Data entries for graphics:
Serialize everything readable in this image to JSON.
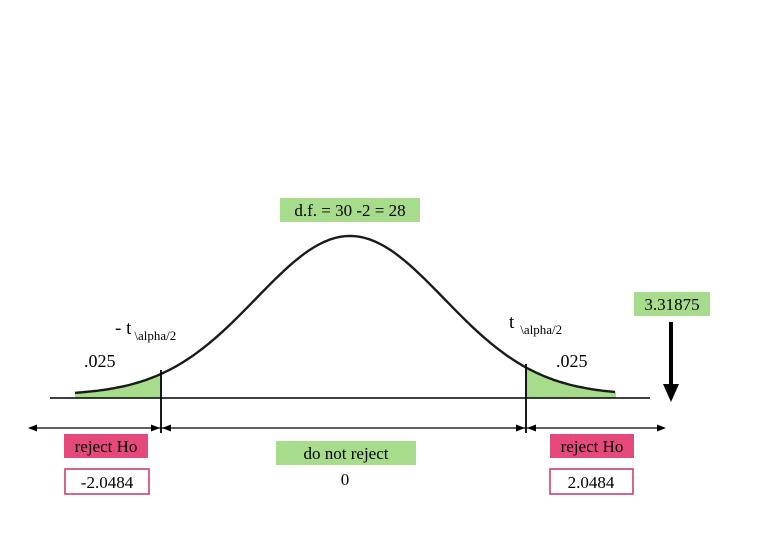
{
  "df_label": "d.f. = 30 -2 = 28",
  "test_statistic": "3.31875",
  "left_critical_symbol": "- t",
  "right_critical_symbol": "t",
  "critical_subscript": "\\alpha/2",
  "left_tail_area": ".025",
  "right_tail_area": ".025",
  "left_region_label": "reject Ho",
  "right_region_label": "reject Ho",
  "middle_region_label": "do not reject",
  "center_value": "0",
  "left_critical_value": "-2.0484",
  "right_critical_value": "2.0484",
  "colors": {
    "accept_fill": "#a6dc8c",
    "reject_fill": "#e5487a",
    "tail_fill": "#a6dc8c",
    "reject_box_border": "#c8426a",
    "curve": "#1a1a1a"
  }
}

_Your task_
Pictures in the records above are not copied; print everything else exactly.

_Correct output_
Serialize everything readable in this image to JSON.
{
  "df_label": "d.f. = 30 -2 = 28",
  "test_statistic": "3.31875",
  "left_critical_symbol": "- t",
  "right_critical_symbol": "t",
  "critical_subscript": "\\alpha/2",
  "left_tail_area": ".025",
  "right_tail_area": ".025",
  "left_region_label": "reject Ho",
  "right_region_label": "reject Ho",
  "middle_region_label": "do not reject",
  "center_value": "0",
  "left_critical_value": "-2.0484",
  "right_critical_value": "2.0484",
  "colors": {
    "accept_fill": "#a6dc8c",
    "reject_fill": "#e5487a",
    "tail_fill": "#a6dc8c",
    "reject_box_border": "#c8426a",
    "curve": "#1a1a1a"
  }
}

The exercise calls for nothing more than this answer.